AIM -
Copy the lines below word for word.

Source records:
===============

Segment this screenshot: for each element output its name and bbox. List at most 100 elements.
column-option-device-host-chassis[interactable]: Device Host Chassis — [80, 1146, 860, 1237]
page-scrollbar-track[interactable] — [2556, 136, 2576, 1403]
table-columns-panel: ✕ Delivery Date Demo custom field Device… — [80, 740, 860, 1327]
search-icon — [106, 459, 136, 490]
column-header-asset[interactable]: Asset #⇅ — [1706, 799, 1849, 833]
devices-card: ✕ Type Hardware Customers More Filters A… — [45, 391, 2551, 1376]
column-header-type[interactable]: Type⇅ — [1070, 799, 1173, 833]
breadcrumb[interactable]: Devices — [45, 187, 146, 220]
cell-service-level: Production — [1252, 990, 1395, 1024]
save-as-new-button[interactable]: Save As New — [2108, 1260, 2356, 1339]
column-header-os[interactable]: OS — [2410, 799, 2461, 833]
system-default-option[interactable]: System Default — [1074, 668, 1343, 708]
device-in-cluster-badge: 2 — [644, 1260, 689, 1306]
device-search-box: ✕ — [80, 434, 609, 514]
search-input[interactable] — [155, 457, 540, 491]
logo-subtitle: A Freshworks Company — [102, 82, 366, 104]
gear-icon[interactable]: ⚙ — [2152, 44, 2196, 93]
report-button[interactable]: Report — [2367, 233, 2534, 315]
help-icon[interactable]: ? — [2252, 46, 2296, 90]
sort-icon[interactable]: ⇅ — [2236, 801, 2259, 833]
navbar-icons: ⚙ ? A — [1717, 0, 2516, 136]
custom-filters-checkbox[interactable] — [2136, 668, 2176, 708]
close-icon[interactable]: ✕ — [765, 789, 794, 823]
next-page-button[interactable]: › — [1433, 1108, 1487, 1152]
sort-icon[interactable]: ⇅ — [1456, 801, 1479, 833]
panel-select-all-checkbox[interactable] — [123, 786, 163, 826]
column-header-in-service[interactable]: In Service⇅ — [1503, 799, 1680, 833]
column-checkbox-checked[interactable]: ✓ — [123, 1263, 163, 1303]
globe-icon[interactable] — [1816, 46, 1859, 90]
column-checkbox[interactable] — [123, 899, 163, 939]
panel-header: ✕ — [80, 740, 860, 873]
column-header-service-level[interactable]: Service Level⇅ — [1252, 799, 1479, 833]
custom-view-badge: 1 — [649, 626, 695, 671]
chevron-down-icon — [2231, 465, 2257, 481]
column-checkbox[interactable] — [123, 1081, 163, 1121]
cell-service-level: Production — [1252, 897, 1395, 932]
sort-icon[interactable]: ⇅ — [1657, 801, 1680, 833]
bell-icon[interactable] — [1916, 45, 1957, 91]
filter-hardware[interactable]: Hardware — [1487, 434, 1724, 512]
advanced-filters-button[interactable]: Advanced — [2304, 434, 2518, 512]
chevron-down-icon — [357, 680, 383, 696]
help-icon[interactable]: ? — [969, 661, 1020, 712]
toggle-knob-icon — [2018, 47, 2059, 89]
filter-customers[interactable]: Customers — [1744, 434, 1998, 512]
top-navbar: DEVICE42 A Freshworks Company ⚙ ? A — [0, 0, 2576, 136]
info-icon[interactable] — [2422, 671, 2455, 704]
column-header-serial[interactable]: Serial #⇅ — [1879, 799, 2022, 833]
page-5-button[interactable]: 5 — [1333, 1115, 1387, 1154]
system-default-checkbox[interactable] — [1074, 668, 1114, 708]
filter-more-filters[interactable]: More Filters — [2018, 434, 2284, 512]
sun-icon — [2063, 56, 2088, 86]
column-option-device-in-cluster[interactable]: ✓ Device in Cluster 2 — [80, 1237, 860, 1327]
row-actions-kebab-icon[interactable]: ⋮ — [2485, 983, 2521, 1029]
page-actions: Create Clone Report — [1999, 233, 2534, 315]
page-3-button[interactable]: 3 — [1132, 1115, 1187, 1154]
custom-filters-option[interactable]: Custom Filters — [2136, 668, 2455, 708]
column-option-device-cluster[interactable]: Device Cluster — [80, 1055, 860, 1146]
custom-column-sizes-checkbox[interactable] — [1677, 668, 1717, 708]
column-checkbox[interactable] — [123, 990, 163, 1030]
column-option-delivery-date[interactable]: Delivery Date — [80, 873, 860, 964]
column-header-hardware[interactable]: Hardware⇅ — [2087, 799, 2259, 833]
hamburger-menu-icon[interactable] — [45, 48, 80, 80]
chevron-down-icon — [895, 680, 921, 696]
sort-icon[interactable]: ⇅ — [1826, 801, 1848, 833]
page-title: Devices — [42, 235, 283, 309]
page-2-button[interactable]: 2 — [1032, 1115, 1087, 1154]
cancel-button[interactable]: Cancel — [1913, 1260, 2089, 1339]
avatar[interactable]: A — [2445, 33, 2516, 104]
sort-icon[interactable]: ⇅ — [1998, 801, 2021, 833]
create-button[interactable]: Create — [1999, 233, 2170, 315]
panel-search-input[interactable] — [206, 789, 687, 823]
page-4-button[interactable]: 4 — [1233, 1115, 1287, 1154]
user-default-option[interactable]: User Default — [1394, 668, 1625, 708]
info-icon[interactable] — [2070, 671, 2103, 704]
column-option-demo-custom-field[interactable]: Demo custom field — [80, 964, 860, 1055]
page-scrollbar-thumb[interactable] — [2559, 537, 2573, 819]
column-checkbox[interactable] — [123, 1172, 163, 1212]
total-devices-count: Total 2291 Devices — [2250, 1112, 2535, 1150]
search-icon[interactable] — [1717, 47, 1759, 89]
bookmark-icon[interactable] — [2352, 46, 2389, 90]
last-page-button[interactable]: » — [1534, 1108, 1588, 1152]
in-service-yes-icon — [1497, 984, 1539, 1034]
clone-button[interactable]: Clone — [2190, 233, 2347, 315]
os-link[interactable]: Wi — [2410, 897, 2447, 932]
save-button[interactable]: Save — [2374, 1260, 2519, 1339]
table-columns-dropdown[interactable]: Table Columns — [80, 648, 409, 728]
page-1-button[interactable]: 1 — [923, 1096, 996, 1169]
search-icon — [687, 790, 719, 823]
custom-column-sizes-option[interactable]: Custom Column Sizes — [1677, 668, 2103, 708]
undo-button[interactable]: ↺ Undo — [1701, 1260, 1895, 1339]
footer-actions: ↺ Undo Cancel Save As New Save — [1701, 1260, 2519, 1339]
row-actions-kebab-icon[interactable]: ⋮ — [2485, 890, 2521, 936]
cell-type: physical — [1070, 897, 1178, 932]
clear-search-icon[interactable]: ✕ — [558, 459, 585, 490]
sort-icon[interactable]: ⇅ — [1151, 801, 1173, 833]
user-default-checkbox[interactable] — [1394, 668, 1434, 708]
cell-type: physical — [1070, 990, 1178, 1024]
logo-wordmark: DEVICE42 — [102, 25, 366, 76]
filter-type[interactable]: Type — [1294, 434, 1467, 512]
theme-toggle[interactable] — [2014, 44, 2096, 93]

===============

SOLUTION TO THIS TASK -
Segment this screenshot: for each element output its name and bbox. List at most 100 elements.
column-option-device-host-chassis[interactable]: Device Host Chassis — [80, 1146, 860, 1237]
page-scrollbar-track[interactable] — [2556, 136, 2576, 1403]
table-columns-panel: ✕ Delivery Date Demo custom field Device… — [80, 740, 860, 1327]
search-icon — [106, 459, 136, 490]
column-header-asset[interactable]: Asset #⇅ — [1706, 799, 1849, 833]
devices-card: ✕ Type Hardware Customers More Filters A… — [45, 391, 2551, 1376]
column-header-type[interactable]: Type⇅ — [1070, 799, 1173, 833]
breadcrumb[interactable]: Devices — [45, 187, 146, 220]
cell-service-level: Production — [1252, 990, 1395, 1024]
save-as-new-button[interactable]: Save As New — [2108, 1260, 2356, 1339]
column-header-os[interactable]: OS — [2410, 799, 2461, 833]
system-default-option[interactable]: System Default — [1074, 668, 1343, 708]
device-in-cluster-badge: 2 — [644, 1260, 689, 1306]
device-search-box: ✕ — [80, 434, 609, 514]
search-input[interactable] — [155, 457, 540, 491]
logo-subtitle: A Freshworks Company — [102, 82, 366, 104]
gear-icon[interactable]: ⚙ — [2152, 44, 2196, 93]
report-button[interactable]: Report — [2367, 233, 2534, 315]
help-icon[interactable]: ? — [2252, 46, 2296, 90]
sort-icon[interactable]: ⇅ — [2236, 801, 2259, 833]
navbar-icons: ⚙ ? A — [1717, 0, 2516, 136]
custom-filters-checkbox[interactable] — [2136, 668, 2176, 708]
close-icon[interactable]: ✕ — [765, 789, 794, 823]
next-page-button[interactable]: › — [1433, 1108, 1487, 1152]
sort-icon[interactable]: ⇅ — [1456, 801, 1479, 833]
panel-select-all-checkbox[interactable] — [123, 786, 163, 826]
column-header-in-service[interactable]: In Service⇅ — [1503, 799, 1680, 833]
column-checkbox-checked[interactable]: ✓ — [123, 1263, 163, 1303]
globe-icon[interactable] — [1816, 46, 1859, 90]
column-checkbox[interactable] — [123, 899, 163, 939]
panel-header: ✕ — [80, 740, 860, 873]
column-header-service-level[interactable]: Service Level⇅ — [1252, 799, 1479, 833]
custom-view-badge: 1 — [649, 626, 695, 671]
chevron-down-icon — [2231, 465, 2257, 481]
column-checkbox[interactable] — [123, 1081, 163, 1121]
cell-service-level: Production — [1252, 897, 1395, 932]
sort-icon[interactable]: ⇅ — [1657, 801, 1680, 833]
bell-icon[interactable] — [1916, 45, 1957, 91]
filter-hardware[interactable]: Hardware — [1487, 434, 1724, 512]
advanced-filters-button[interactable]: Advanced — [2304, 434, 2518, 512]
chevron-down-icon — [357, 680, 383, 696]
help-icon[interactable]: ? — [969, 661, 1020, 712]
toggle-knob-icon — [2018, 47, 2059, 89]
filter-customers[interactable]: Customers — [1744, 434, 1998, 512]
top-navbar: DEVICE42 A Freshworks Company ⚙ ? A — [0, 0, 2576, 136]
info-icon[interactable] — [2422, 671, 2455, 704]
column-header-serial[interactable]: Serial #⇅ — [1879, 799, 2022, 833]
page-5-button[interactable]: 5 — [1333, 1115, 1387, 1154]
system-default-checkbox[interactable] — [1074, 668, 1114, 708]
filter-more-filters[interactable]: More Filters — [2018, 434, 2284, 512]
sun-icon — [2063, 56, 2088, 86]
column-option-device-in-cluster[interactable]: ✓ Device in Cluster 2 — [80, 1237, 860, 1327]
row-actions-kebab-icon[interactable]: ⋮ — [2485, 983, 2521, 1029]
page-actions: Create Clone Report — [1999, 233, 2534, 315]
page-3-button[interactable]: 3 — [1132, 1115, 1187, 1154]
custom-filters-option[interactable]: Custom Filters — [2136, 668, 2455, 708]
column-option-device-cluster[interactable]: Device Cluster — [80, 1055, 860, 1146]
custom-column-sizes-checkbox[interactable] — [1677, 668, 1717, 708]
column-checkbox[interactable] — [123, 990, 163, 1030]
column-option-delivery-date[interactable]: Delivery Date — [80, 873, 860, 964]
column-header-hardware[interactable]: Hardware⇅ — [2087, 799, 2259, 833]
hamburger-menu-icon[interactable] — [45, 48, 80, 80]
chevron-down-icon — [895, 680, 921, 696]
sort-icon[interactable]: ⇅ — [1826, 801, 1848, 833]
page-title: Devices — [42, 235, 283, 309]
page-2-button[interactable]: 2 — [1032, 1115, 1087, 1154]
cancel-button[interactable]: Cancel — [1913, 1260, 2089, 1339]
avatar[interactable]: A — [2445, 33, 2516, 104]
sort-icon[interactable]: ⇅ — [1998, 801, 2021, 833]
create-button[interactable]: Create — [1999, 233, 2170, 315]
panel-search-input[interactable] — [206, 789, 687, 823]
page-4-button[interactable]: 4 — [1233, 1115, 1287, 1154]
user-default-option[interactable]: User Default — [1394, 668, 1625, 708]
info-icon[interactable] — [2070, 671, 2103, 704]
column-option-demo-custom-field[interactable]: Demo custom field — [80, 964, 860, 1055]
page-scrollbar-thumb[interactable] — [2559, 537, 2573, 819]
column-checkbox[interactable] — [123, 1172, 163, 1212]
total-devices-count: Total 2291 Devices — [2250, 1112, 2535, 1150]
search-icon[interactable] — [1717, 47, 1759, 89]
bookmark-icon[interactable] — [2352, 46, 2389, 90]
last-page-button[interactable]: » — [1534, 1108, 1588, 1152]
in-service-yes-icon — [1497, 984, 1539, 1034]
clone-button[interactable]: Clone — [2190, 233, 2347, 315]
os-link[interactable]: Wi — [2410, 897, 2447, 932]
save-button[interactable]: Save — [2374, 1260, 2519, 1339]
table-columns-dropdown[interactable]: Table Columns — [80, 648, 409, 728]
page-1-button[interactable]: 1 — [923, 1096, 996, 1169]
search-icon — [687, 790, 719, 823]
custom-column-sizes-option[interactable]: Custom Column Sizes — [1677, 668, 2103, 708]
undo-button[interactable]: ↺ Undo — [1701, 1260, 1895, 1339]
footer-actions: ↺ Undo Cancel Save As New Save — [1701, 1260, 2519, 1339]
row-actions-kebab-icon[interactable]: ⋮ — [2485, 890, 2521, 936]
cell-type: physical — [1070, 897, 1178, 932]
clear-search-icon[interactable]: ✕ — [558, 459, 585, 490]
sort-icon[interactable]: ⇅ — [1151, 801, 1173, 833]
user-default-checkbox[interactable] — [1394, 668, 1434, 708]
cell-type: physical — [1070, 990, 1178, 1024]
logo-wordmark: DEVICE42 — [102, 25, 366, 76]
filter-type[interactable]: Type — [1294, 434, 1467, 512]
theme-toggle[interactable] — [2014, 44, 2096, 93]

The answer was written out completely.